TASK OBJECTIVE
Retype the material that follows, keeping every word as it is.

SUPPLIED MATERIAL
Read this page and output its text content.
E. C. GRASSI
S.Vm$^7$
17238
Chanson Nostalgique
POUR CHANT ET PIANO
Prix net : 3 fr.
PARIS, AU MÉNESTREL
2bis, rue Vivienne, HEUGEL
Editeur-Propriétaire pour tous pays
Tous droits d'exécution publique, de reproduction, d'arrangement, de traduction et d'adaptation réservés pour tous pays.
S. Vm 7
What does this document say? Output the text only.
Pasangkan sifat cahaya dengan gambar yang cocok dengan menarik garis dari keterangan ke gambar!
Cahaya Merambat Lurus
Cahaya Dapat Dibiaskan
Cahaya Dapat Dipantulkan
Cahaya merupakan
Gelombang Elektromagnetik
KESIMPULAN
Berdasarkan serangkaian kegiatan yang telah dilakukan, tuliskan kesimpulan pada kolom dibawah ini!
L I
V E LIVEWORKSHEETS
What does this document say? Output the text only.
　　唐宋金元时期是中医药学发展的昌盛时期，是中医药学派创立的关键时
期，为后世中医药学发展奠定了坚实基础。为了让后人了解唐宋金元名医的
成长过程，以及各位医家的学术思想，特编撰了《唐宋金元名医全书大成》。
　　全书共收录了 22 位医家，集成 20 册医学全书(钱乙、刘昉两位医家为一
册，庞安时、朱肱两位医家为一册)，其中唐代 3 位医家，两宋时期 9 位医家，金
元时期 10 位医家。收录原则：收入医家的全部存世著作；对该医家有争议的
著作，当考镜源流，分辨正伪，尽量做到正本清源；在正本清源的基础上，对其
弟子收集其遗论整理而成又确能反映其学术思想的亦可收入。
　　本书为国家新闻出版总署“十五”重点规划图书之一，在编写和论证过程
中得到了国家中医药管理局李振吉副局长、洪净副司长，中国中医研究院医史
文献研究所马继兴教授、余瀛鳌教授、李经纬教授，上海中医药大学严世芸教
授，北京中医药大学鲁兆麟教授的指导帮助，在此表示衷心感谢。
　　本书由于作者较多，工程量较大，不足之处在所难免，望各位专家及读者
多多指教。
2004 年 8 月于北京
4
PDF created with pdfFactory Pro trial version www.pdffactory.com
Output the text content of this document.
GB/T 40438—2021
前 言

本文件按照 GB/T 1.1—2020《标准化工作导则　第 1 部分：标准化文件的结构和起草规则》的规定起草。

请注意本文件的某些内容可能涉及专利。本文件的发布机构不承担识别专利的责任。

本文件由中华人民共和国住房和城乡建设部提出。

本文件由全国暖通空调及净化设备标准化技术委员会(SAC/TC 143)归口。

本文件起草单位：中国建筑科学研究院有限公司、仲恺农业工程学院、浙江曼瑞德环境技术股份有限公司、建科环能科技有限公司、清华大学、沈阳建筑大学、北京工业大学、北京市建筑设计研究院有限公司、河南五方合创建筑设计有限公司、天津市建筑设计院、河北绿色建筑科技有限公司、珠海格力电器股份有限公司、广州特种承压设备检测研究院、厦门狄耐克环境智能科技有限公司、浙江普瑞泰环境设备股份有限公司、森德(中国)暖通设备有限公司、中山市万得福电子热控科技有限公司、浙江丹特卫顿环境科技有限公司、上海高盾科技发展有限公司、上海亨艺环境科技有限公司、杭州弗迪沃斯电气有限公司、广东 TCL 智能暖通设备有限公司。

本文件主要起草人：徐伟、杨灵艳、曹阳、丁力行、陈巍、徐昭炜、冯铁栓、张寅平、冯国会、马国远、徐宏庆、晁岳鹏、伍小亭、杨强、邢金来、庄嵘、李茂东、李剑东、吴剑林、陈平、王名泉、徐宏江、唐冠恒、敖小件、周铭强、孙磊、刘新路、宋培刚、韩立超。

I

SOLUTION
Read this page and output its text content.
E. C. GRASSI
S.Vm$^7$
17238
Chanson Nostalgique
POUR CHANT ET PIANO
Prix net : 3 fr.
PARIS, AU MÉNESTREL
2bis, rue Vivienne, HEUGEL
Editeur-Propriétaire pour tous pays
Tous droits d'exécution publique, de reproduction, d'arrangement, de traduction et d'adaptation réservés pour tous pays.
S. Vm 7
What does this document say? Output the text only.
Pasangkan sifat cahaya dengan gambar yang cocok dengan menarik garis dari keterangan ke gambar!
Cahaya Merambat Lurus
Cahaya Dapat Dibiaskan
Cahaya Dapat Dipantulkan
Cahaya merupakan
Gelombang Elektromagnetik
KESIMPULAN
Berdasarkan serangkaian kegiatan yang telah dilakukan, tuliskan kesimpulan pada kolom dibawah ini!
L I
V E LIVEWORKSHEETS
What does this document say? Output the text only.
　　唐宋金元时期是中医药学发展的昌盛时期，是中医药学派创立的关键时
期，为后世中医药学发展奠定了坚实基础。为了让后人了解唐宋金元名医的
成长过程，以及各位医家的学术思想，特编撰了《唐宋金元名医全书大成》。
　　全书共收录了 22 位医家，集成 20 册医学全书(钱乙、刘昉两位医家为一
册，庞安时、朱肱两位医家为一册)，其中唐代 3 位医家，两宋时期 9 位医家，金
元时期 10 位医家。收录原则：收入医家的全部存世著作；对该医家有争议的
著作，当考镜源流，分辨正伪，尽量做到正本清源；在正本清源的基础上，对其
弟子收集其遗论整理而成又确能反映其学术思想的亦可收入。
　　本书为国家新闻出版总署“十五”重点规划图书之一，在编写和论证过程
中得到了国家中医药管理局李振吉副局长、洪净副司长，中国中医研究院医史
文献研究所马继兴教授、余瀛鳌教授、李经纬教授，上海中医药大学严世芸教
授，北京中医药大学鲁兆麟教授的指导帮助，在此表示衷心感谢。
　　本书由于作者较多，工程量较大，不足之处在所难免，望各位专家及读者
多多指教。
2004 年 8 月于北京
4
PDF created with pdfFactory Pro trial version www.pdffactory.com
Output the text content of this document.
GB/T 40438—2021
前 言

本文件按照 GB/T 1.1—2020《标准化工作导则　第 1 部分：标准化文件的结构和起草规则》的规定起草。

请注意本文件的某些内容可能涉及专利。本文件的发布机构不承担识别专利的责任。

本文件由中华人民共和国住房和城乡建设部提出。

本文件由全国暖通空调及净化设备标准化技术委员会(SAC/TC 143)归口。

本文件起草单位：中国建筑科学研究院有限公司、仲恺农业工程学院、浙江曼瑞德环境技术股份有限公司、建科环能科技有限公司、清华大学、沈阳建筑大学、北京工业大学、北京市建筑设计研究院有限公司、河南五方合创建筑设计有限公司、天津市建筑设计院、河北绿色建筑科技有限公司、珠海格力电器股份有限公司、广州特种承压设备检测研究院、厦门狄耐克环境智能科技有限公司、浙江普瑞泰环境设备股份有限公司、森德(中国)暖通设备有限公司、中山市万得福电子热控科技有限公司、浙江丹特卫顿环境科技有限公司、上海高盾科技发展有限公司、上海亨艺环境科技有限公司、杭州弗迪沃斯电气有限公司、广东 TCL 智能暖通设备有限公司。

本文件主要起草人：徐伟、杨灵艳、曹阳、丁力行、陈巍、徐昭炜、冯铁栓、张寅平、冯国会、马国远、徐宏庆、晁岳鹏、伍小亭、杨强、邢金来、庄嵘、李茂东、李剑东、吴剑林、陈平、王名泉、徐宏江、唐冠恒、敖小件、周铭强、孙磊、刘新路、宋培刚、韩立超。

I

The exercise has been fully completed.